WORK TO DO: Check every line of the entries that follow, and copy the ones containing "triangle".

[Extracted records]
-- -- --
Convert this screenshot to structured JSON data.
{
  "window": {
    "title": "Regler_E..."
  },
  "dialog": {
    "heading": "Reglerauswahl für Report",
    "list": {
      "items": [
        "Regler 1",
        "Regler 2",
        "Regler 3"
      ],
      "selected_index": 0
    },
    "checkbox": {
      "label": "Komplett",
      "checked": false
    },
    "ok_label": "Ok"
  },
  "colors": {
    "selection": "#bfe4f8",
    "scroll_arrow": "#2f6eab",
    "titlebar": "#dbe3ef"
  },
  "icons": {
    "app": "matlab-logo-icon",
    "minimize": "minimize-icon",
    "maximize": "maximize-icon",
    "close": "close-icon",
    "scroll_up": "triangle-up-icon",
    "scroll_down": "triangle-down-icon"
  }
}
-- -- --
SOLUTION TO THIS TASK:
    "scroll_up": "triangle-up-icon",
    "scroll_down": "triangle-down-icon"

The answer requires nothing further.